» **Stated task**
Each record must be retyped in full. No character may differ.

+++

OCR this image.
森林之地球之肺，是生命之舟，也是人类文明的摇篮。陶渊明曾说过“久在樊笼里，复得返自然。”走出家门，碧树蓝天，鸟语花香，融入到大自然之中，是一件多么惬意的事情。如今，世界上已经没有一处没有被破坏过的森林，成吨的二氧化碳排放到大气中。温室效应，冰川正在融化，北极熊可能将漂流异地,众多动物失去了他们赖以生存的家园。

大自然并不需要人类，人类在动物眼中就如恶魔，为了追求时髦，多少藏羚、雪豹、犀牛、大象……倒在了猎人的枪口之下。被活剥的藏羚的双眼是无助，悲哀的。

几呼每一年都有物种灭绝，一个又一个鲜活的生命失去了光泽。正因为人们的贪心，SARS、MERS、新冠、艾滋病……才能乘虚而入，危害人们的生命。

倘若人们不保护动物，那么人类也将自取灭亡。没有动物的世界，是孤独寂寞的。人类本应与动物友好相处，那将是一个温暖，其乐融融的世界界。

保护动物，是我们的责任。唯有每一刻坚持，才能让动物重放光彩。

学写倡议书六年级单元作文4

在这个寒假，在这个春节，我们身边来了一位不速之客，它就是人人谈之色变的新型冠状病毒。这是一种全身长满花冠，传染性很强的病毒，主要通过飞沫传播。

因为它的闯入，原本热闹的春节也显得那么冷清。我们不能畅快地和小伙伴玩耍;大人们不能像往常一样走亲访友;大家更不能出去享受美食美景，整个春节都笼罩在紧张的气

+++

» **Response**
OCR this image.
森林之地球之肺，是生命之舟，也是人类文明的摇篮。陶渊明曾说过“久在樊笼里，复得返自然。”走出家门，碧树蓝天，鸟语花香，融入到大自然之中，是一件多么惬意的事情。如今，世界上已经没有一处没有被破坏过的森林，成吨的二氧化碳排放到大气中。温室效应，冰川正在融化，北极熊可能将漂流异地,众多动物失去了他们赖以生存的家园。

大自然并不需要人类，人类在动物眼中就如恶魔，为了追求时髦，多少藏羚、雪豹、犀牛、大象……倒在了猎人的枪口之下。被活剥的藏羚的双眼是无助，悲哀的。

几呼每一年都有物种灭绝，一个又一个鲜活的生命失去了光泽。正因为人们的贪心，SARS、MERS、新冠、艾滋病……才能乘虚而入，危害人们的生命。

倘若人们不保护动物，那么人类也将自取灭亡。没有动物的世界，是孤独寂寞的。人类本应与动物友好相处，那将是一个温暖，其乐融融的世界界。

保护动物，是我们的责任。唯有每一刻坚持，才能让动物重放光彩。

学写倡议书六年级单元作文4

在这个寒假，在这个春节，我们身边来了一位不速之客，它就是人人谈之色变的新型冠状病毒。这是一种全身长满花冠，传染性很强的病毒，主要通过飞沫传播。

因为它的闯入，原本热闹的春节也显得那么冷清。我们不能畅快地和小伙伴玩耍;大人们不能像往常一样走亲访友;大家更不能出去享受美食美景，整个春节都笼罩在紧张的气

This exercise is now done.